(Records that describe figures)
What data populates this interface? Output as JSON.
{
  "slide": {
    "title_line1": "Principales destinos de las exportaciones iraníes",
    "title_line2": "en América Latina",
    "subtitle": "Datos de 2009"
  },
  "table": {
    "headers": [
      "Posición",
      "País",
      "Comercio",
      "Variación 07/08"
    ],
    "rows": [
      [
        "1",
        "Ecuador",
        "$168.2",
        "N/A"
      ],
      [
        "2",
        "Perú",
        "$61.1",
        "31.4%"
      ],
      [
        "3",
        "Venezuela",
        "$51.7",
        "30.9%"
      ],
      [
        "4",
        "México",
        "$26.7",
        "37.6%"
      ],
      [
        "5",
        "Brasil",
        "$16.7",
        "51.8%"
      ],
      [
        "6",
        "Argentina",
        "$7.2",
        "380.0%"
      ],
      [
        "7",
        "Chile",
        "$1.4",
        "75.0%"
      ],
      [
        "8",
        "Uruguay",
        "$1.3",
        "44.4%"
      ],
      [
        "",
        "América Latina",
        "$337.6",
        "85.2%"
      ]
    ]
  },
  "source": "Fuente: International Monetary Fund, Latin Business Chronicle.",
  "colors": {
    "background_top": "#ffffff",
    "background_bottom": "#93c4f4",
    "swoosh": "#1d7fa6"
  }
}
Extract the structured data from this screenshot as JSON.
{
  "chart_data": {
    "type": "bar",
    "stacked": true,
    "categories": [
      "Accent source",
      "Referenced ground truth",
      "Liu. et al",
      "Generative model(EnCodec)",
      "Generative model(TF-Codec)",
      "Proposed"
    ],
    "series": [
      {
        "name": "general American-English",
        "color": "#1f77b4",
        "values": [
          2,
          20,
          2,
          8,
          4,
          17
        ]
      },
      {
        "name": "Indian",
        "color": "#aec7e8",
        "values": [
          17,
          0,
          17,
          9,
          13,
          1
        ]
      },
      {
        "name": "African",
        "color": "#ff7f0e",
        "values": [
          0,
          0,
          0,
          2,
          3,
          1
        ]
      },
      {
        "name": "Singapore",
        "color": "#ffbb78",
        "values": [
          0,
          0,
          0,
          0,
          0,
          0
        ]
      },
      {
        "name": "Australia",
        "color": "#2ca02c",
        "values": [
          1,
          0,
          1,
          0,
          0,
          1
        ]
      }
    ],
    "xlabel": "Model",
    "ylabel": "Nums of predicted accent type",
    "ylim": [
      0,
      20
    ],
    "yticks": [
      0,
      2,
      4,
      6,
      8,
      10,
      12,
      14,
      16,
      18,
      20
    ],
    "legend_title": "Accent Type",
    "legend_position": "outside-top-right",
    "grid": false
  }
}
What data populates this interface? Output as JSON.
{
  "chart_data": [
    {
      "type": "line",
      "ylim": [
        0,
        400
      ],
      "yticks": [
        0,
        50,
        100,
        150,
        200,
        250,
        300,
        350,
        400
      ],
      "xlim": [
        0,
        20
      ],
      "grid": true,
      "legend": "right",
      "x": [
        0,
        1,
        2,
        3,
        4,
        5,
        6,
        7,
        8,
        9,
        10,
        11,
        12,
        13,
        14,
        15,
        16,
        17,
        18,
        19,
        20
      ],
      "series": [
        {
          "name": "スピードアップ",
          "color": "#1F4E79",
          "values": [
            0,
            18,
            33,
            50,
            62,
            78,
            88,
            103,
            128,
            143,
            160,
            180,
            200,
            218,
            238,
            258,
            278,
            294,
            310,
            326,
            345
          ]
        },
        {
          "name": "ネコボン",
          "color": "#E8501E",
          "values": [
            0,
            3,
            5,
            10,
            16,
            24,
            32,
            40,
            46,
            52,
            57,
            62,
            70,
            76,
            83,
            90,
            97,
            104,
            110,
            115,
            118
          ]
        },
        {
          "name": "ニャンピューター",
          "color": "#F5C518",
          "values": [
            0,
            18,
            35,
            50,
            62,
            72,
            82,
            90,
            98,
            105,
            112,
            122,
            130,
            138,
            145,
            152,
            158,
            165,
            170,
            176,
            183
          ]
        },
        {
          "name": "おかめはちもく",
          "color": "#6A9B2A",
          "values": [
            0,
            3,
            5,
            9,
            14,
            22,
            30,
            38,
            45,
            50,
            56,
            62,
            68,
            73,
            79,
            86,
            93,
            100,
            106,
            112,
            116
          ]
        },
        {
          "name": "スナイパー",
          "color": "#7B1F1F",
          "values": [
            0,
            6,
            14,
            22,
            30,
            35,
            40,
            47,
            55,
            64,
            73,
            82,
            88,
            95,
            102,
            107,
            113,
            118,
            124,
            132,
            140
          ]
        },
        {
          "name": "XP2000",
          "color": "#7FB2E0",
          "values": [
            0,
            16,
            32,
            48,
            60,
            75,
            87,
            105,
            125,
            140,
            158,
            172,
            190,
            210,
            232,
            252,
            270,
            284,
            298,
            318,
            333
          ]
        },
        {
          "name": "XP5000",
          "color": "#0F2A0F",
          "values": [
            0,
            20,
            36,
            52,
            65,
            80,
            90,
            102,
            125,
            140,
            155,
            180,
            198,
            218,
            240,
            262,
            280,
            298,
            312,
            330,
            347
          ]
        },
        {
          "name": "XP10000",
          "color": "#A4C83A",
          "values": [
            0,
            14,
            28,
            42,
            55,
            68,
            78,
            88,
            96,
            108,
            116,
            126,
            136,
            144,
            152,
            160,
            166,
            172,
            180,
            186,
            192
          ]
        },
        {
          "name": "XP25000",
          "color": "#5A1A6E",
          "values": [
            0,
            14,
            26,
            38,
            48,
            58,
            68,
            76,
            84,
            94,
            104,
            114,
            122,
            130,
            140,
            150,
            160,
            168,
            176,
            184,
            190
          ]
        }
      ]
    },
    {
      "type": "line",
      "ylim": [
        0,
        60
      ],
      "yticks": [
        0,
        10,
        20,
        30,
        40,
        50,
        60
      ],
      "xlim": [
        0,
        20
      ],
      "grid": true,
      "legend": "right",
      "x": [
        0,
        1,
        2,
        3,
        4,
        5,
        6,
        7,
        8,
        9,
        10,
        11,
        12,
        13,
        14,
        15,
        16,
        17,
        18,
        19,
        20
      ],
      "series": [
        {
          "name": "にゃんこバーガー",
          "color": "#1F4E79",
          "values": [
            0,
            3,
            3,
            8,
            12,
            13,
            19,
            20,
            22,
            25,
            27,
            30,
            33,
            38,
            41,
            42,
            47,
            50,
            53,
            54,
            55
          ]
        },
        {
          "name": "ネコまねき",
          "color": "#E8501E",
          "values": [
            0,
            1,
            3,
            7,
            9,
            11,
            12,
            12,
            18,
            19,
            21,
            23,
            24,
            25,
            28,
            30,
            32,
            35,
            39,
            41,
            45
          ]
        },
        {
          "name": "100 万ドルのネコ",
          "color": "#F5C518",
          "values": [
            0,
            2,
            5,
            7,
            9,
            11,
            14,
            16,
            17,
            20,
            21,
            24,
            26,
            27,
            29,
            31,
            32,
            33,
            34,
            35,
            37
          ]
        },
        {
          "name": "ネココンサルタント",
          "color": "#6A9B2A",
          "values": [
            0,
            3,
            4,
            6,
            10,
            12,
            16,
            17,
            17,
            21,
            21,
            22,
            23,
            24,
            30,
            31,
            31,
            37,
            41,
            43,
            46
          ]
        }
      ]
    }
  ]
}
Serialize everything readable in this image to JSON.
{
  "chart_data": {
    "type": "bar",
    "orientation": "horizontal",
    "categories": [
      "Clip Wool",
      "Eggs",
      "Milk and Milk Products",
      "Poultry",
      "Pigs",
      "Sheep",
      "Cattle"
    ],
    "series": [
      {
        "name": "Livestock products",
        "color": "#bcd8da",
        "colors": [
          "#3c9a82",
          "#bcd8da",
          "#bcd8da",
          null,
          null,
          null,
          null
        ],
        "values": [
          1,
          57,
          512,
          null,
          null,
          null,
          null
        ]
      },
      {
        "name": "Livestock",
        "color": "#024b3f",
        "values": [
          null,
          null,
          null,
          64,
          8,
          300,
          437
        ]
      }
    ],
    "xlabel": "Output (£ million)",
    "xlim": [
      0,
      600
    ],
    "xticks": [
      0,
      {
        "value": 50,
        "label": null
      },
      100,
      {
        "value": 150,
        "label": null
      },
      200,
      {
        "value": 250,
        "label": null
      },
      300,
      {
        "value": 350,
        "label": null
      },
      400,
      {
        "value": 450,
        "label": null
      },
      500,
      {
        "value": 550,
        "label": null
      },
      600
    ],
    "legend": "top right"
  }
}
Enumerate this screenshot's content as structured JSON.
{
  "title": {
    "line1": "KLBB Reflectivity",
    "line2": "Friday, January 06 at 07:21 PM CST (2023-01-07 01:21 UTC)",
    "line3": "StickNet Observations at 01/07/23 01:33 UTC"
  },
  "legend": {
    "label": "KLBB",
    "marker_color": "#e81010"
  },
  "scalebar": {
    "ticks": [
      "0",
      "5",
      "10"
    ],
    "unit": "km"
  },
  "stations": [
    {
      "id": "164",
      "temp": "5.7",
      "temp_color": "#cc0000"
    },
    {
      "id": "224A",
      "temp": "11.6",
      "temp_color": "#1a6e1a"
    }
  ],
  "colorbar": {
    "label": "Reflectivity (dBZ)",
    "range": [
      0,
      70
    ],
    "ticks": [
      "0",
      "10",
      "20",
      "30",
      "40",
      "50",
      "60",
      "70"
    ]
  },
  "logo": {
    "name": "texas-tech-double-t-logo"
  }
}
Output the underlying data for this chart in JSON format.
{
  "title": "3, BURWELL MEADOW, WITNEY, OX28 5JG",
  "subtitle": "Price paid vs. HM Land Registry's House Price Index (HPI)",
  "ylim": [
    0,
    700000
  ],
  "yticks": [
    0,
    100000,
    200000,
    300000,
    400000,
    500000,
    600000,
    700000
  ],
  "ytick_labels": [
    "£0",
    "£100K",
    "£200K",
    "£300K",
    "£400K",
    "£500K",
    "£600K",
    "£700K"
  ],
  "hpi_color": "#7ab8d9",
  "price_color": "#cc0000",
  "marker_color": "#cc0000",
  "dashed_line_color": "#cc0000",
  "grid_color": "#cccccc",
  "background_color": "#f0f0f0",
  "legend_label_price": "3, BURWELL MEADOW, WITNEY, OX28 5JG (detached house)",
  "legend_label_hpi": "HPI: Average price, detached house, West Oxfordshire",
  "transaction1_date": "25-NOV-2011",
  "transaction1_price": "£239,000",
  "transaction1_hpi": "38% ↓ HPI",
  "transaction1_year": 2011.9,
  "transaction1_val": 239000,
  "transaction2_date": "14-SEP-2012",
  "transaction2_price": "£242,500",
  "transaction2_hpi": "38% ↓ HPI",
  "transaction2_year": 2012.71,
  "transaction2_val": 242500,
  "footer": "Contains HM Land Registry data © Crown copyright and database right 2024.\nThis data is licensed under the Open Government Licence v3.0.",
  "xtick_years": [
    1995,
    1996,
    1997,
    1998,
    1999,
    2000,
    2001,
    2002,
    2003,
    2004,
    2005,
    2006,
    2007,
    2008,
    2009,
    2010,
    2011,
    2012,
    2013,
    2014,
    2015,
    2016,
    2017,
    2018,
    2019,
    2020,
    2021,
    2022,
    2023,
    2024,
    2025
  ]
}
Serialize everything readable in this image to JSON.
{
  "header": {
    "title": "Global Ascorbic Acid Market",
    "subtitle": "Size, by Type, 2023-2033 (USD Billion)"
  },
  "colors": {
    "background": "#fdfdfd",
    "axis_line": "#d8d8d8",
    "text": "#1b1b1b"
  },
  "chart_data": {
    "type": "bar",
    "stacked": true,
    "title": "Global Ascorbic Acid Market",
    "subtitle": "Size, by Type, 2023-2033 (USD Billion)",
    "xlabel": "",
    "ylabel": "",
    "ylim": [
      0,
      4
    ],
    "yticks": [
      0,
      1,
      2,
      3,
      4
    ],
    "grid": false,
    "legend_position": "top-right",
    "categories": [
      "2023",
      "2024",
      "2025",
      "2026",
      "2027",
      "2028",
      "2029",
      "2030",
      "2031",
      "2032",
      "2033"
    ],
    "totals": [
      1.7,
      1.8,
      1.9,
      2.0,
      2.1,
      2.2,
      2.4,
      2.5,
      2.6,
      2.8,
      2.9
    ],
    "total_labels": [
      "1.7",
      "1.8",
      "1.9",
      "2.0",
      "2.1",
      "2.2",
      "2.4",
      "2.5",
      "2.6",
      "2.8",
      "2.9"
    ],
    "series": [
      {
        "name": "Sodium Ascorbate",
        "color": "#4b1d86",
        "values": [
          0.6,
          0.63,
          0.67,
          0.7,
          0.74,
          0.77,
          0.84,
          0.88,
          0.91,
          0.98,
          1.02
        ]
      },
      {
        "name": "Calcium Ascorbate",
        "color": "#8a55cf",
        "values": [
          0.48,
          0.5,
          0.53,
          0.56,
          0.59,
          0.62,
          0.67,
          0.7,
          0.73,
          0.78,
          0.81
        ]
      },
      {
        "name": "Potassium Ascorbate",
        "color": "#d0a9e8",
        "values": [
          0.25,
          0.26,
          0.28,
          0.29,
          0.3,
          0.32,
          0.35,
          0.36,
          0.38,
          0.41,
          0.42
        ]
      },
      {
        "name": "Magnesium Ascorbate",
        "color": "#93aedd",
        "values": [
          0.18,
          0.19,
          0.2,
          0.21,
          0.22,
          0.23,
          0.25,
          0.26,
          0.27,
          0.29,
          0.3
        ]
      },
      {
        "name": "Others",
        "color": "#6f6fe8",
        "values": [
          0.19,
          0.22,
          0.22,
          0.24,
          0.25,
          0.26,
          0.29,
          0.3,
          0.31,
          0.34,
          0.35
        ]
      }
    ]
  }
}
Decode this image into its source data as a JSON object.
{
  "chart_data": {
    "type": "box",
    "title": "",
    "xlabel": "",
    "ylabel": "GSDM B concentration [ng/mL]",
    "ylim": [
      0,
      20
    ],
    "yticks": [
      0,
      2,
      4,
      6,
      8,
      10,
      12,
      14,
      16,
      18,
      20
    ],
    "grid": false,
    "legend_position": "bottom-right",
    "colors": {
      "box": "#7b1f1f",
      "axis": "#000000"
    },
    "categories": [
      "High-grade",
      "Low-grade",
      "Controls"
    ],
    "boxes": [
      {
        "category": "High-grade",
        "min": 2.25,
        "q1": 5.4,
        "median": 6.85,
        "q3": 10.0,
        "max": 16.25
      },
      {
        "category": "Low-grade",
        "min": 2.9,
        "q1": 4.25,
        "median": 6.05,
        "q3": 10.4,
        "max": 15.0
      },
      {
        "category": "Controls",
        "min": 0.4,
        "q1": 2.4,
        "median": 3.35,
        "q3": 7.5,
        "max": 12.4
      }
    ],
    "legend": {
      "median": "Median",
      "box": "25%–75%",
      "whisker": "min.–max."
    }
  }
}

| GOAL OF THE EXERCISE |
Select all lines in the listing above where the word "grade" appears, and show them.

| EXERCISE SOLUTION |
      "High-grade",
      "Low-grade",
        "category": "High-grade",
        "category": "Low-grade",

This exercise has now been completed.